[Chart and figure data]
========
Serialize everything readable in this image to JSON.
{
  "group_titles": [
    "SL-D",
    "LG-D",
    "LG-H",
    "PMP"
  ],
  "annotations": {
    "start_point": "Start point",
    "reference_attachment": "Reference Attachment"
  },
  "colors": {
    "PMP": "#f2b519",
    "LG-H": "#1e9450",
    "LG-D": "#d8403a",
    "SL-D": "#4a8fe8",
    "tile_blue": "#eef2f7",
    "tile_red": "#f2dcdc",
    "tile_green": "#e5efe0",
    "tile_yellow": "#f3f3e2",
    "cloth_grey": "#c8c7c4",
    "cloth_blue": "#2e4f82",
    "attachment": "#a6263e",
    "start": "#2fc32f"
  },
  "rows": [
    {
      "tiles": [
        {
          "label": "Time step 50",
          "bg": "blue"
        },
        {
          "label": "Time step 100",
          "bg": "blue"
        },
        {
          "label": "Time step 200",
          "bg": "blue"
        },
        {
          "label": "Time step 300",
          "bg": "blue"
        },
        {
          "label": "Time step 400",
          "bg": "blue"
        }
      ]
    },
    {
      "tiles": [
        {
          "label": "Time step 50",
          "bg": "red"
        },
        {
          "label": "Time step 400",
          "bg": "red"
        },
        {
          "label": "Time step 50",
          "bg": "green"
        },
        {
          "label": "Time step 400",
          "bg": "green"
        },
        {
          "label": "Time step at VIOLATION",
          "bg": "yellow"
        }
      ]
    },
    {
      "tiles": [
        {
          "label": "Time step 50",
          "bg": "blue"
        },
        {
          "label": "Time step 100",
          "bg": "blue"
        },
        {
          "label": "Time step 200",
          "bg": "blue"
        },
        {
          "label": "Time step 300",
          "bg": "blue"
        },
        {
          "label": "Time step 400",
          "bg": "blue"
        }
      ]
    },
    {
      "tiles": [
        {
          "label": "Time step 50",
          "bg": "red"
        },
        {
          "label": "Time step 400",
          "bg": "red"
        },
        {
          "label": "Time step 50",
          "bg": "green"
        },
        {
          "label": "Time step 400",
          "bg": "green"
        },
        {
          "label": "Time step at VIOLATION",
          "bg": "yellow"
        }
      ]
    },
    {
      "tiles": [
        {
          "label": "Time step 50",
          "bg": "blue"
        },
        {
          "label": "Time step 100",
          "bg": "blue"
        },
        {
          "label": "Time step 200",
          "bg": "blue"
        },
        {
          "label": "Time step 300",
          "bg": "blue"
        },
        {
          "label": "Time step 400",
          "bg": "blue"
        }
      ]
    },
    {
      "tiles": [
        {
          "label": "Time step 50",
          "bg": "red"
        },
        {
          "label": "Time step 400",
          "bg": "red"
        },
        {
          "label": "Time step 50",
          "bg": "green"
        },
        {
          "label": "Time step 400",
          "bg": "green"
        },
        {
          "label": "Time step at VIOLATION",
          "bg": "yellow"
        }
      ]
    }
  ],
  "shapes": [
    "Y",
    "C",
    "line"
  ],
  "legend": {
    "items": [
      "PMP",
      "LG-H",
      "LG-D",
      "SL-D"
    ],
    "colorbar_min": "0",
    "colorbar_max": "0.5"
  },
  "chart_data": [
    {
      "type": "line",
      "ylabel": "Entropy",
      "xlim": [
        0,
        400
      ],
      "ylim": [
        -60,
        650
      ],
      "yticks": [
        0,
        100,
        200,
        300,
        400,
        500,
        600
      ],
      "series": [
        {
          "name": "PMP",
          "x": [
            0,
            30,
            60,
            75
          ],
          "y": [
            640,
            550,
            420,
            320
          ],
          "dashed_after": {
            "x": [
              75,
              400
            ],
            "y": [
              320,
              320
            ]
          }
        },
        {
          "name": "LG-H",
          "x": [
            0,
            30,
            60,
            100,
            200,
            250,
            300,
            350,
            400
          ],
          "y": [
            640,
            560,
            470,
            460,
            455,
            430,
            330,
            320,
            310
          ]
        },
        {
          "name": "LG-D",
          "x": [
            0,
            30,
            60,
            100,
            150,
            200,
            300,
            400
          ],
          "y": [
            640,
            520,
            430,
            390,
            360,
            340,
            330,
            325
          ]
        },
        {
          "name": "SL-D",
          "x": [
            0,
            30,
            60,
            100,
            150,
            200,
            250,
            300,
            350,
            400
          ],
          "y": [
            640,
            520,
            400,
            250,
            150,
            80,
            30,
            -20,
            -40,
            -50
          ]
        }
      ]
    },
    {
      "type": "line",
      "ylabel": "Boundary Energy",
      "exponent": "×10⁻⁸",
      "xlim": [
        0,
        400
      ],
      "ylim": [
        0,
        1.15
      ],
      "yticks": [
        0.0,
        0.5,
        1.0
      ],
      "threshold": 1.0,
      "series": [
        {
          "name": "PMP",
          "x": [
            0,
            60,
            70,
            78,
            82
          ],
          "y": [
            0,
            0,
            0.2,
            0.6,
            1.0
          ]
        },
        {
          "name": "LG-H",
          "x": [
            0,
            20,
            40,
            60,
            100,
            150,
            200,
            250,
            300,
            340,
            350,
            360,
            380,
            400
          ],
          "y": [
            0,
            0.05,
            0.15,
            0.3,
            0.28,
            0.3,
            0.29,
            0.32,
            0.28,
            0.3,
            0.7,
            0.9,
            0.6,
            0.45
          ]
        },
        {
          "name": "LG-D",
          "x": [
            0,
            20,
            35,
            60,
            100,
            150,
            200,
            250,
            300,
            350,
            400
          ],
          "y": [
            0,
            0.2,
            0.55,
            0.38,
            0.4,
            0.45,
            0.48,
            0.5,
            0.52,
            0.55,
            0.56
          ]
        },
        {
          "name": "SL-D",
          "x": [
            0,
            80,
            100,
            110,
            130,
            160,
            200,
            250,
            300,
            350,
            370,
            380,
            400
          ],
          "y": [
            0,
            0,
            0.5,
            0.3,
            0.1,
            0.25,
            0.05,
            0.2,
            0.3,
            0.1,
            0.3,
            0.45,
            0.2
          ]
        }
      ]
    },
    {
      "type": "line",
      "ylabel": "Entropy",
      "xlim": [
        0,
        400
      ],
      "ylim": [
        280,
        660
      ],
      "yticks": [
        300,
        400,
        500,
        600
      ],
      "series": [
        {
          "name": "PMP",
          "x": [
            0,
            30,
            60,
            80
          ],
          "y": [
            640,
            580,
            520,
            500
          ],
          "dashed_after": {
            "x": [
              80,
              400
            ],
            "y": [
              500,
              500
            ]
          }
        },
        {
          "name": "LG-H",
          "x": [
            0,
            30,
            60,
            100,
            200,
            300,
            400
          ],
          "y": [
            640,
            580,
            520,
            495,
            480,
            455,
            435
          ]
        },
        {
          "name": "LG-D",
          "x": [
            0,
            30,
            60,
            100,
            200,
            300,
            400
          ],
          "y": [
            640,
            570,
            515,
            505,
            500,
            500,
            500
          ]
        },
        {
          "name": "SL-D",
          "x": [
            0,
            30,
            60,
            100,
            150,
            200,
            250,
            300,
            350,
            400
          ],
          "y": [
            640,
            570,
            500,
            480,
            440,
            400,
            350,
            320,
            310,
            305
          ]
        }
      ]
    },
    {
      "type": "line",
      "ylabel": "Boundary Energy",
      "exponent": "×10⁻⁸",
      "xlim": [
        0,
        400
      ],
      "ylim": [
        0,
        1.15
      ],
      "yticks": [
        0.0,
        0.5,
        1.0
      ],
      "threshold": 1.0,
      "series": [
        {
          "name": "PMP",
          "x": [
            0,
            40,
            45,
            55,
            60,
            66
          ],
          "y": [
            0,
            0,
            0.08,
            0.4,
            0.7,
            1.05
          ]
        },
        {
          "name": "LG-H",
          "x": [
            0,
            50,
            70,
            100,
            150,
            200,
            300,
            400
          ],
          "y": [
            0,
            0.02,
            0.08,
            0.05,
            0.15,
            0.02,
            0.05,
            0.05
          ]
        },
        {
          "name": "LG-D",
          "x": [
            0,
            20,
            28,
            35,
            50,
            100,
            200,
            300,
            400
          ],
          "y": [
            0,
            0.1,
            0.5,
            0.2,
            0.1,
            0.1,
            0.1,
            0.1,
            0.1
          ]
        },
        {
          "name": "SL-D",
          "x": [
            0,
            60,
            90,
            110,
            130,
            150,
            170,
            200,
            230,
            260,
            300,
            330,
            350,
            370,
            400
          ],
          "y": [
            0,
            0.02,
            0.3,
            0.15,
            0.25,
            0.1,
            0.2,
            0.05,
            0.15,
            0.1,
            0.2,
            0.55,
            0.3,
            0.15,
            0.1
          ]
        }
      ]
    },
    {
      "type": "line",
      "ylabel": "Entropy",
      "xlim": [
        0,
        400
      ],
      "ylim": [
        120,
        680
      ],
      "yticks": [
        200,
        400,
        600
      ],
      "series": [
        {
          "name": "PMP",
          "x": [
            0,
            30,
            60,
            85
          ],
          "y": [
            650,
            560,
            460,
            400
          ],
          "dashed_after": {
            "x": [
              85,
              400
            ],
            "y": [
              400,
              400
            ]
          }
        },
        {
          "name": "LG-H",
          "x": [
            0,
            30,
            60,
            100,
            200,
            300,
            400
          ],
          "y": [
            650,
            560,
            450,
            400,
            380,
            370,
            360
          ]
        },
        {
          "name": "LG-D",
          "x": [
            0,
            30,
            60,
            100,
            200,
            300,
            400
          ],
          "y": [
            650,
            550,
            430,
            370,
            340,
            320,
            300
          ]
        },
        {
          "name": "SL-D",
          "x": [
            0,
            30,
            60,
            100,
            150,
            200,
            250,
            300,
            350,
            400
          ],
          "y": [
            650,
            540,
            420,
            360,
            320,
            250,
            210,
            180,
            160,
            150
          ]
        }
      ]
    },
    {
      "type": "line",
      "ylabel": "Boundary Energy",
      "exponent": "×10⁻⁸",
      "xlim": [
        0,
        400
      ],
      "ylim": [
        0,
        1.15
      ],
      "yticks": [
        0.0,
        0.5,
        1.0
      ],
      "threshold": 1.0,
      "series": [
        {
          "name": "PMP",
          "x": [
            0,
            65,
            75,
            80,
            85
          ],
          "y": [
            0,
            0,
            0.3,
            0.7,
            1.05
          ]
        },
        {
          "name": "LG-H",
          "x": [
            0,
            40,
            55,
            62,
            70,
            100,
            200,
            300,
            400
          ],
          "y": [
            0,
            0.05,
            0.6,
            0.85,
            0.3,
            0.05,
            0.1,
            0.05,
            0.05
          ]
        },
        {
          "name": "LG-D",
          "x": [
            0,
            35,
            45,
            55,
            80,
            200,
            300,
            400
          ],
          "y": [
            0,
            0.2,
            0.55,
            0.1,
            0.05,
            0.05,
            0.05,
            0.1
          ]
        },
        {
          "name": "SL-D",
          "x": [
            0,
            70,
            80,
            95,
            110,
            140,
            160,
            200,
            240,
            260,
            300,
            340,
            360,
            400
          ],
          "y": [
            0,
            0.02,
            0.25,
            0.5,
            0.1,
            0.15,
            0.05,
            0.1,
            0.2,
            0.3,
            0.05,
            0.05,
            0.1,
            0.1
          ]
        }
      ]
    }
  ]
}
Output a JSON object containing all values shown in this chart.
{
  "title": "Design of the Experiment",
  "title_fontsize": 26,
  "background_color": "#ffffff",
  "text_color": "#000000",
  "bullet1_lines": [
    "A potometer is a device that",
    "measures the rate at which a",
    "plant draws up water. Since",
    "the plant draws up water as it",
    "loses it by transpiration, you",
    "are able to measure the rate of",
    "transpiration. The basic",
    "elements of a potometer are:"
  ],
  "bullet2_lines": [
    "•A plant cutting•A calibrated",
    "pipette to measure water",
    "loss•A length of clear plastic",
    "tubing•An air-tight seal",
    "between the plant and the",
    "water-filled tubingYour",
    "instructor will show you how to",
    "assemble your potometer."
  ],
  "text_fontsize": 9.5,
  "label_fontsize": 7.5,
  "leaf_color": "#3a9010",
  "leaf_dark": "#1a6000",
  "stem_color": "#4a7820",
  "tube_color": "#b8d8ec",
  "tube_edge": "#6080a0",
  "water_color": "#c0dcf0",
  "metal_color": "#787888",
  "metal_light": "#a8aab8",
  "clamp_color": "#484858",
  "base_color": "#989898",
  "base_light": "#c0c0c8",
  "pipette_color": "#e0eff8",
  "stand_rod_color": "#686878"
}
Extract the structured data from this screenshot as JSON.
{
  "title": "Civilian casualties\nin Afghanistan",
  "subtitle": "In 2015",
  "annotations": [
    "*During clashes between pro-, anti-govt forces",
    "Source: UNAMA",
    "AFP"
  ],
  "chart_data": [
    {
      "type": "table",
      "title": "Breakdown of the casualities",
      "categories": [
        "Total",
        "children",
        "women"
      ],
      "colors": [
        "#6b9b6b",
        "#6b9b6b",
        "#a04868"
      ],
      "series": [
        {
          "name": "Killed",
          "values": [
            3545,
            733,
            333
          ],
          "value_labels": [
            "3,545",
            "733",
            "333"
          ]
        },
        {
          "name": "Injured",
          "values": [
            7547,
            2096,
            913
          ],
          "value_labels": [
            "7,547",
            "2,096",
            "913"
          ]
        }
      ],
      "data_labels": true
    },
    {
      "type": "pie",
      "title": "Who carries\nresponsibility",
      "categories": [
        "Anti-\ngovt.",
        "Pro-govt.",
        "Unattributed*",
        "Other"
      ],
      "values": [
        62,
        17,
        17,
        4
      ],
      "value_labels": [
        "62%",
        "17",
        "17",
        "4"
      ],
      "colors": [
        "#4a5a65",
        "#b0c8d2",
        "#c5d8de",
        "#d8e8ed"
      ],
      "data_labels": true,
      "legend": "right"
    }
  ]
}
========
### Direction
Where a line holds "this", copy it out.

### Worked answer
Serialize everything readable in this image to JSON.
Output a JSON object containing all values shown in this chart.
Extract the structured data from this screenshot as JSON.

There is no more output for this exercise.